## Aim of the task
Wherever the string "this" occurs in a line of these records, report that line.

(Chart and figure data)
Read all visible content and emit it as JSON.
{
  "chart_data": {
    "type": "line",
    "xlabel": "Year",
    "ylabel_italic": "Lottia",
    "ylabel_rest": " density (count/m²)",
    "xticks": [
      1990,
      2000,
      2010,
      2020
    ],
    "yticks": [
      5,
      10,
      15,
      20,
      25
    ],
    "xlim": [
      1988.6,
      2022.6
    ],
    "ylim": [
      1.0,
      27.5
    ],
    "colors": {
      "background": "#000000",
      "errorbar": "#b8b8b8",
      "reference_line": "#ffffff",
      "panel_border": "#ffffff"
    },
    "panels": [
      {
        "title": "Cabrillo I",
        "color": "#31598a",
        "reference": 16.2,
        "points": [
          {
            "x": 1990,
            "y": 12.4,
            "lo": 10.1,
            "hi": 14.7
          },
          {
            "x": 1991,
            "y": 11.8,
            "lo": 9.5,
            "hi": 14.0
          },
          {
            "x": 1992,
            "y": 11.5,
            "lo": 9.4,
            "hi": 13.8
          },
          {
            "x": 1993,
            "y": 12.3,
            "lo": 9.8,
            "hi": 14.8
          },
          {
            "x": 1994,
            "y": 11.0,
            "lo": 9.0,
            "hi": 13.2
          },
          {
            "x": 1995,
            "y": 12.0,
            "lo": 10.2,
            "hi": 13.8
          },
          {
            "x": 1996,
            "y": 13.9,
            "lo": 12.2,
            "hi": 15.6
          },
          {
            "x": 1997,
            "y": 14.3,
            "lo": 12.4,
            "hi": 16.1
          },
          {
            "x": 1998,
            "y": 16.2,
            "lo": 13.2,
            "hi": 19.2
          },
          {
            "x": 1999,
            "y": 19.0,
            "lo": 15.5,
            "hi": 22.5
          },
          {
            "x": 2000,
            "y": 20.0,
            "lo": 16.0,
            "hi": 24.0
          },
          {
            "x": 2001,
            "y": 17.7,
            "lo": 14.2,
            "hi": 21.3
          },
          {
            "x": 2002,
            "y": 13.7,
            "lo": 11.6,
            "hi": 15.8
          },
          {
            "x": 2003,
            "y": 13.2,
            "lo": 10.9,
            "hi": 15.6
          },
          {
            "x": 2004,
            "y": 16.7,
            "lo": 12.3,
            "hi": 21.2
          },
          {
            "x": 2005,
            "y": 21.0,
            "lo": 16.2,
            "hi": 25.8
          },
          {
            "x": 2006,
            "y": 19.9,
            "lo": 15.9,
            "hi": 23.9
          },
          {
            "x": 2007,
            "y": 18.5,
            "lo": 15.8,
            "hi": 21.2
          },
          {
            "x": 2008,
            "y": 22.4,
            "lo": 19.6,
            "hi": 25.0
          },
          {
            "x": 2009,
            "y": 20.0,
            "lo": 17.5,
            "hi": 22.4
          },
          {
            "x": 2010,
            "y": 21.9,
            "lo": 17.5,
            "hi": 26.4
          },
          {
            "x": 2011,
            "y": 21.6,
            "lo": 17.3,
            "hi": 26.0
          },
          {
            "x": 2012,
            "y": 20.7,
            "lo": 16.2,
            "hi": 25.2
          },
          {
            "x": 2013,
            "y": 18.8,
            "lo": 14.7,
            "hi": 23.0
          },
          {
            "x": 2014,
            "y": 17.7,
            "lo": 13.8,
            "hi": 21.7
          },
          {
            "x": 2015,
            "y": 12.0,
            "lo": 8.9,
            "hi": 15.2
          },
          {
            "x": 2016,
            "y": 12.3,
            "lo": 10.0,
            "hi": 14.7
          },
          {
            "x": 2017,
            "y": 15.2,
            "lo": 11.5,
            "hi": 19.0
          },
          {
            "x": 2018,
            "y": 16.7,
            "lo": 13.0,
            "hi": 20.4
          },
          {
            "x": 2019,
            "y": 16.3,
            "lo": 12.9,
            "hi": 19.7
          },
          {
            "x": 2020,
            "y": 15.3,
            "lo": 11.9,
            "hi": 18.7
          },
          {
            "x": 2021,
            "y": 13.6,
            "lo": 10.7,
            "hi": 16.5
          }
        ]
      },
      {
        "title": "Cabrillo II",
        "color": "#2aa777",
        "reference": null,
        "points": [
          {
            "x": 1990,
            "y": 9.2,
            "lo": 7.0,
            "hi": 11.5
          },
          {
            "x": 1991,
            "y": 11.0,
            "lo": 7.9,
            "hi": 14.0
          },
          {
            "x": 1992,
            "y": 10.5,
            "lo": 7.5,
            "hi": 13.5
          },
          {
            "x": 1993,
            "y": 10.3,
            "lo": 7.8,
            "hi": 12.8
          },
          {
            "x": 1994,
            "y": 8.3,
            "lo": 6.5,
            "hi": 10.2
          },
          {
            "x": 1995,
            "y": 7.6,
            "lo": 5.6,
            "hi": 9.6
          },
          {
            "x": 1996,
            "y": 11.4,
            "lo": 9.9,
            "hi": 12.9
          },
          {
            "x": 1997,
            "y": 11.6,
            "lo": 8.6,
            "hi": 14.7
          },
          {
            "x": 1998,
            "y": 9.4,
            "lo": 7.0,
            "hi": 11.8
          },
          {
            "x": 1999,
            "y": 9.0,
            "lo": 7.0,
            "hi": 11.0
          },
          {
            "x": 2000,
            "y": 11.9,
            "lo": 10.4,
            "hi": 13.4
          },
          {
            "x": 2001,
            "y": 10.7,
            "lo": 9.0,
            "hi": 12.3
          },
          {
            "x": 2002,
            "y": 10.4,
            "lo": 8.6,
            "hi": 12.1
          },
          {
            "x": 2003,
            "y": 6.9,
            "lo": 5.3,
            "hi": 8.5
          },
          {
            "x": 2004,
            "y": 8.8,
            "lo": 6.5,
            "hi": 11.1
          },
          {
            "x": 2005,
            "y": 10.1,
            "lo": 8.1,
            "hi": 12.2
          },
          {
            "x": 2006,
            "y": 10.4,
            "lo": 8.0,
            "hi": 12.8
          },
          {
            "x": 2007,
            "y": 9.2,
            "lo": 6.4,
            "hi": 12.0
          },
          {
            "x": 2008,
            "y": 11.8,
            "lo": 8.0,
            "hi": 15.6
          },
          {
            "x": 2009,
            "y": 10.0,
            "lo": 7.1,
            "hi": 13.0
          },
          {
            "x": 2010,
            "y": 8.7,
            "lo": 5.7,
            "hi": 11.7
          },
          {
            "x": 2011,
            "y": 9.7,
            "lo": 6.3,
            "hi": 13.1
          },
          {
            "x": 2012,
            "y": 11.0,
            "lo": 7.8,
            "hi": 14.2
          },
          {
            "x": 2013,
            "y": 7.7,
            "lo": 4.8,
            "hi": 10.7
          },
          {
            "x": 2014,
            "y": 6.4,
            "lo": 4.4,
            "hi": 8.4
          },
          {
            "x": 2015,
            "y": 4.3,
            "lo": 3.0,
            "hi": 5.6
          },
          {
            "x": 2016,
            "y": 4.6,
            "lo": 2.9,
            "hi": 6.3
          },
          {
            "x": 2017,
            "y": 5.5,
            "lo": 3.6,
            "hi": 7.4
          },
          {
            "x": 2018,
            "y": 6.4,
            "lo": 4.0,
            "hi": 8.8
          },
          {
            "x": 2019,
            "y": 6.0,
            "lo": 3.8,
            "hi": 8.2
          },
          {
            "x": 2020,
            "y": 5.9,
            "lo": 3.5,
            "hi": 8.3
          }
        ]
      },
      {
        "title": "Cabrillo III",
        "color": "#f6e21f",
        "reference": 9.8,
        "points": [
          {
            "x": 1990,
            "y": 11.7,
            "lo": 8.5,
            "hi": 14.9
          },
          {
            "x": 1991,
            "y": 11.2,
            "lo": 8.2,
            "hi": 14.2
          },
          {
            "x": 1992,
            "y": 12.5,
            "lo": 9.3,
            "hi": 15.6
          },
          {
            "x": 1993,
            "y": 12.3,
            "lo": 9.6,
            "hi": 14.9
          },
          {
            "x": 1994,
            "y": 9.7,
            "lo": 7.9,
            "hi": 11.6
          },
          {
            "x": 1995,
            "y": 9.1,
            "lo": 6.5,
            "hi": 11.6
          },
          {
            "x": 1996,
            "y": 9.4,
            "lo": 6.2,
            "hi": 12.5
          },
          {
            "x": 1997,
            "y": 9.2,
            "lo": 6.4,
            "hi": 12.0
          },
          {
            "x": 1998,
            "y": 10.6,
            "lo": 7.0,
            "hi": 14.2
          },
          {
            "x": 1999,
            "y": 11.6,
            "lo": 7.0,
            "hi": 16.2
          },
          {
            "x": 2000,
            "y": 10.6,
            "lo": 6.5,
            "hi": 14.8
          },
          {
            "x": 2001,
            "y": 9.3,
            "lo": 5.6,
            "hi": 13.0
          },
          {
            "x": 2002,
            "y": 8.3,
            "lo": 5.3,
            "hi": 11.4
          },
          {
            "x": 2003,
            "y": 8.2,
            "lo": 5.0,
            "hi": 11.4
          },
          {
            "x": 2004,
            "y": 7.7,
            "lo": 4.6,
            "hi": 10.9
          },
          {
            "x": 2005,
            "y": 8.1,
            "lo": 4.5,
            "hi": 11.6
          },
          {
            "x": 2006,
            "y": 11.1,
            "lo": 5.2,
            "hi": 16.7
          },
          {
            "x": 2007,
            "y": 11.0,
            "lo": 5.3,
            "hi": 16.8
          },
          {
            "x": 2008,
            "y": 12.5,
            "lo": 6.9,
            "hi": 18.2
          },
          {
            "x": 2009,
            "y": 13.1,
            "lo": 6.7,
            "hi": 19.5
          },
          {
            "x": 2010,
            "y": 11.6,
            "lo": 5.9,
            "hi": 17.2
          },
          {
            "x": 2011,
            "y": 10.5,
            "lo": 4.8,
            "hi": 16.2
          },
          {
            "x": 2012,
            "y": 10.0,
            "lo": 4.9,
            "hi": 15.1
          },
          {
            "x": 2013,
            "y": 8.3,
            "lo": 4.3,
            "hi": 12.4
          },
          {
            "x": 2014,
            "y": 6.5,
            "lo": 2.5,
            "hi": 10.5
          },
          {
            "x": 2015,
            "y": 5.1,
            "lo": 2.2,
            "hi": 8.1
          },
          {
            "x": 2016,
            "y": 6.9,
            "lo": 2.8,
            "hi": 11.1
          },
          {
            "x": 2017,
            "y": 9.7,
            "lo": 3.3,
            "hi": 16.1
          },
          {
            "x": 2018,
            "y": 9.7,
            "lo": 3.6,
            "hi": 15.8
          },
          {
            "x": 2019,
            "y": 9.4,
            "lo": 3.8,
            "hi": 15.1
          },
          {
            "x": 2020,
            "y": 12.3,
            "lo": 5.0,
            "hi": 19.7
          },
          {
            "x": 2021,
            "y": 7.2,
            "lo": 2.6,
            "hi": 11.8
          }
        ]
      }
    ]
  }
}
* * *
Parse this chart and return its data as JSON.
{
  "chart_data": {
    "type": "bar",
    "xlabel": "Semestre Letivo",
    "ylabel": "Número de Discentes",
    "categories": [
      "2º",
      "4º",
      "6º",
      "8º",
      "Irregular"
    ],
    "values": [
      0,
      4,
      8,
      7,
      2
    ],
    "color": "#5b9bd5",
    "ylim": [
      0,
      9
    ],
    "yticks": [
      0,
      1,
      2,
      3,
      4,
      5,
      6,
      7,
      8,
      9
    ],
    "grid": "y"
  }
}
--
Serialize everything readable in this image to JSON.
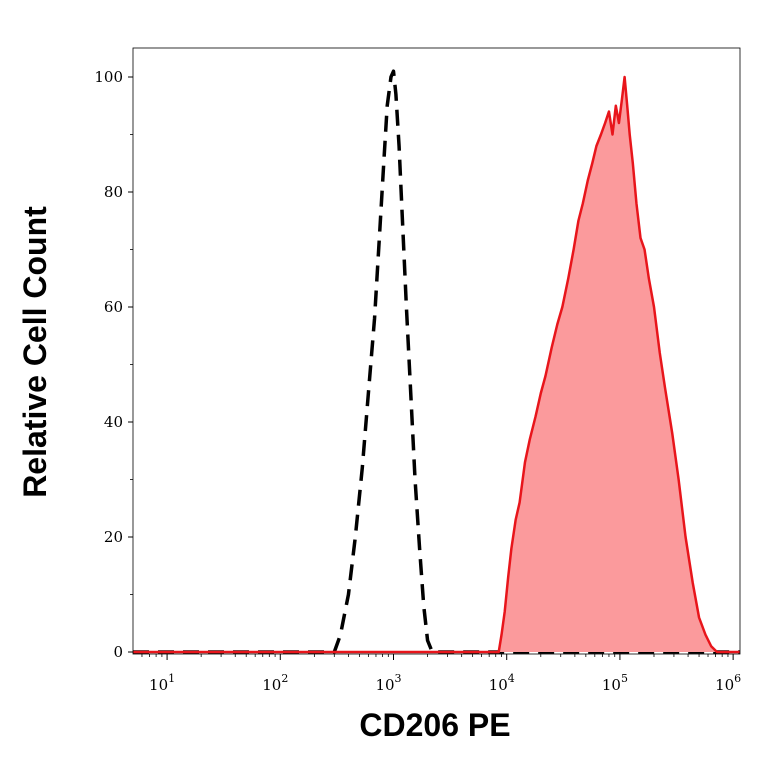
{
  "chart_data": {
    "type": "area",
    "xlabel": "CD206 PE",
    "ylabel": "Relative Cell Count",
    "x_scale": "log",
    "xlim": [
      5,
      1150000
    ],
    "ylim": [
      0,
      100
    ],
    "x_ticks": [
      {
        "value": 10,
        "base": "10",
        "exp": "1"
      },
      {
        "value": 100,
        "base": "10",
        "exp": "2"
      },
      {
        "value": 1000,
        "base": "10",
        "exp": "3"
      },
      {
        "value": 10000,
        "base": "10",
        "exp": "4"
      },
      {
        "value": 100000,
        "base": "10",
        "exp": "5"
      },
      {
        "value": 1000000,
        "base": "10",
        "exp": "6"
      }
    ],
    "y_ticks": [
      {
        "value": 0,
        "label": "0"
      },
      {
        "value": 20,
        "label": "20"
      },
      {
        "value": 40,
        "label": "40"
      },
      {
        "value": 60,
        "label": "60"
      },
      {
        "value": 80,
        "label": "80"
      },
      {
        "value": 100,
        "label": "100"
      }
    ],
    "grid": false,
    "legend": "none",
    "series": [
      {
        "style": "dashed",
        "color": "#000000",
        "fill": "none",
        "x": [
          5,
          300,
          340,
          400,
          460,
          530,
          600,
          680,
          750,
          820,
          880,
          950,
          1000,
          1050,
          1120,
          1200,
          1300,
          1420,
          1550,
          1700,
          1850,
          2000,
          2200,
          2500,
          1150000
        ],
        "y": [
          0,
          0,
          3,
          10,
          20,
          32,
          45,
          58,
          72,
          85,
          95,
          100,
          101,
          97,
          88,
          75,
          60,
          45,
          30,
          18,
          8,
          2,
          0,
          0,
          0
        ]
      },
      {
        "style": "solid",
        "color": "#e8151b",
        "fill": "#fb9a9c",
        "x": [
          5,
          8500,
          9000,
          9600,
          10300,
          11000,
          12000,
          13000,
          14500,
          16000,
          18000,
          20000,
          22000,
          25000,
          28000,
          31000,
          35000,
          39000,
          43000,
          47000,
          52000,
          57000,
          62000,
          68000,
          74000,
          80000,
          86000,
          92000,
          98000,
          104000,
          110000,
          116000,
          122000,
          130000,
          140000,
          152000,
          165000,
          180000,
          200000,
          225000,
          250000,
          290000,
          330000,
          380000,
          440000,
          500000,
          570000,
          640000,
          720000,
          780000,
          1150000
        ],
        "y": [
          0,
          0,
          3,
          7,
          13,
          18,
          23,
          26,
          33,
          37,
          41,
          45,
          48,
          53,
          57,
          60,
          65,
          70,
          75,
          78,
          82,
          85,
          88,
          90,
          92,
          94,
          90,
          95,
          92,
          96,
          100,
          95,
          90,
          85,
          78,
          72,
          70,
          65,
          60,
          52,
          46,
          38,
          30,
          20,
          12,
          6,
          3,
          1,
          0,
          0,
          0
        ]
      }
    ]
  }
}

## Exercise solution
Parse this chart and return its data as JSON.
Serialize everything readable in this image to JSON.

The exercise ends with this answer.